_What is required_. How many lines in the entries below include the string "name"? Answer with the number only.

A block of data
--- BEGIN ---
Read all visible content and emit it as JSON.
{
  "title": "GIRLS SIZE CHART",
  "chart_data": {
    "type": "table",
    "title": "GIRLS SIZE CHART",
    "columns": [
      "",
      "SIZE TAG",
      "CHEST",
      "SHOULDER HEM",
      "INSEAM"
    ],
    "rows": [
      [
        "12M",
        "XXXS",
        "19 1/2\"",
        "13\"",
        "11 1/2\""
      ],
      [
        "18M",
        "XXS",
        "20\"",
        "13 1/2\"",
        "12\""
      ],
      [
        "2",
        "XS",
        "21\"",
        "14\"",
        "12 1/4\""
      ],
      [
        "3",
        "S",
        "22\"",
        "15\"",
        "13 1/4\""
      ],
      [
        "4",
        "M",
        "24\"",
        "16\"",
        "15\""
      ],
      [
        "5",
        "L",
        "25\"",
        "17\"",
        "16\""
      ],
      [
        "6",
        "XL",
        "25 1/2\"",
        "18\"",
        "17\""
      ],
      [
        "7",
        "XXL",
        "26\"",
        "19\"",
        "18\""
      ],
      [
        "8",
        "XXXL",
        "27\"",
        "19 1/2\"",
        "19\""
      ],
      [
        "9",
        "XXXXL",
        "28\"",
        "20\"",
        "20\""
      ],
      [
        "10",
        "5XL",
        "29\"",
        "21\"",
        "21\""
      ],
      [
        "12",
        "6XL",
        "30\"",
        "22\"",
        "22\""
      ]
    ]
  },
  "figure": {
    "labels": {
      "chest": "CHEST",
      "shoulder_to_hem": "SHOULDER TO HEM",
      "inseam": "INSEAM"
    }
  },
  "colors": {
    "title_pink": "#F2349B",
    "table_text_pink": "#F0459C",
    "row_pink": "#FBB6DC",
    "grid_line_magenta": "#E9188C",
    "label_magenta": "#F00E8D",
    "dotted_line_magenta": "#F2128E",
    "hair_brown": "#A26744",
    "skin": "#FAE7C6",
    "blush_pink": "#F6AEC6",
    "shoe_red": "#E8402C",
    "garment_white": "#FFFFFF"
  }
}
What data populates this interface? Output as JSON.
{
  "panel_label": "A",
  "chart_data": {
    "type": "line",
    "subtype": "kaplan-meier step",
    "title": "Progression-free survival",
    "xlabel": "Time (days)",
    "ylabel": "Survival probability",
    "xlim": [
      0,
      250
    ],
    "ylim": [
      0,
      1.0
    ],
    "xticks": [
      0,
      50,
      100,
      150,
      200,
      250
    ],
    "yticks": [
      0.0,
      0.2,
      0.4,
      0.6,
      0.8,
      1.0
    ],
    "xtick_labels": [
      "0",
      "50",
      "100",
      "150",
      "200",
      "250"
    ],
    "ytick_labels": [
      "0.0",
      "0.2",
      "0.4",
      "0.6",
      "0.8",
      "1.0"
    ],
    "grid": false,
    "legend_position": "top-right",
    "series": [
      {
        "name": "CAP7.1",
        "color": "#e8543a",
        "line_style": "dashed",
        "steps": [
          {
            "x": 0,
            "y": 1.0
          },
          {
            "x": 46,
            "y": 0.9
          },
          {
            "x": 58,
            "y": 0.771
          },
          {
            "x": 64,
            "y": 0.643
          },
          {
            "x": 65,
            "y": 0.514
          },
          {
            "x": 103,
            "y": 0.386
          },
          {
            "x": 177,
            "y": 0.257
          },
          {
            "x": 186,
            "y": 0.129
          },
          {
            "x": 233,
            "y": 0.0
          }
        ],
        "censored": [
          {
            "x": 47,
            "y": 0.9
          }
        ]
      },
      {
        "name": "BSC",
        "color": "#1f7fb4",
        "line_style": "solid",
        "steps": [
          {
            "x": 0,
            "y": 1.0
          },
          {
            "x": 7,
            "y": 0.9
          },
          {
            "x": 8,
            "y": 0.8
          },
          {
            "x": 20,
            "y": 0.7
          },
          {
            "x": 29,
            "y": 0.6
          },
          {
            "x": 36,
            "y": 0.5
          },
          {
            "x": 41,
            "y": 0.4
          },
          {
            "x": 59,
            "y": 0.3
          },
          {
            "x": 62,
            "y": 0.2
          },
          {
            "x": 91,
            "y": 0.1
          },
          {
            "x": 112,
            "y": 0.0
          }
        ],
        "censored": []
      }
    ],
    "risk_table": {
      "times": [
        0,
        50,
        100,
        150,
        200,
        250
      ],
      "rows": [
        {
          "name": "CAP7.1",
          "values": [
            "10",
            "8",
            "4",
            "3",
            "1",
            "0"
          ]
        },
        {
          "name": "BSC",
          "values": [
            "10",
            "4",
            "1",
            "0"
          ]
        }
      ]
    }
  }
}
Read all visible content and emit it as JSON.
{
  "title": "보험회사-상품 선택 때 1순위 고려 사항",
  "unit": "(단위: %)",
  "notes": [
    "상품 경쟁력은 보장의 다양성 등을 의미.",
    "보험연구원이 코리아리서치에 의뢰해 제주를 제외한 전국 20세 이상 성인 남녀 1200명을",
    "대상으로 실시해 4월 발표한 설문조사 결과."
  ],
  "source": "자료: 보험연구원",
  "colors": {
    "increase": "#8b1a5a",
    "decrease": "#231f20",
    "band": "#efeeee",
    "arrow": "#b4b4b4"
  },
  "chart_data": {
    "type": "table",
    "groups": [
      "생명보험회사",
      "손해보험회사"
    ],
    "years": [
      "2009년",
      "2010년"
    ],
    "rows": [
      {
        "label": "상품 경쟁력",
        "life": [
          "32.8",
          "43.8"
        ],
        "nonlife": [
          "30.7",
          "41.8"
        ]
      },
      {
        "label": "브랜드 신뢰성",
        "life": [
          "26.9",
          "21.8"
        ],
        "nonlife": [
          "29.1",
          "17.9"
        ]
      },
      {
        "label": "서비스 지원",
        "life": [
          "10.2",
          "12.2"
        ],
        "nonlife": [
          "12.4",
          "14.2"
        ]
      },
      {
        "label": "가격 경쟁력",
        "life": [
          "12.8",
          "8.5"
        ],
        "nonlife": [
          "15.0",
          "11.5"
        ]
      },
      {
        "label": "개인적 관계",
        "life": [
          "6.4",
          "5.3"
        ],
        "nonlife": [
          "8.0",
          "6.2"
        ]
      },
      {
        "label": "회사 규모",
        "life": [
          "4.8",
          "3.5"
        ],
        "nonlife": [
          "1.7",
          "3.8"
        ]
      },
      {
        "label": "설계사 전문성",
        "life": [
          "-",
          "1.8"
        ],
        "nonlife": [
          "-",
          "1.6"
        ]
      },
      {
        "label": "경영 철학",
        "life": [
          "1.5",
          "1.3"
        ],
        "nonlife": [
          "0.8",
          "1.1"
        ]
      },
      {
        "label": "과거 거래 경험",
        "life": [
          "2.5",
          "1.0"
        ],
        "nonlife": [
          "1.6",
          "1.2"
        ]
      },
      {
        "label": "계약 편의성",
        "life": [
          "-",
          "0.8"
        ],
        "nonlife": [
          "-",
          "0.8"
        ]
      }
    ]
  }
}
--- END ---
_Complete output_. 4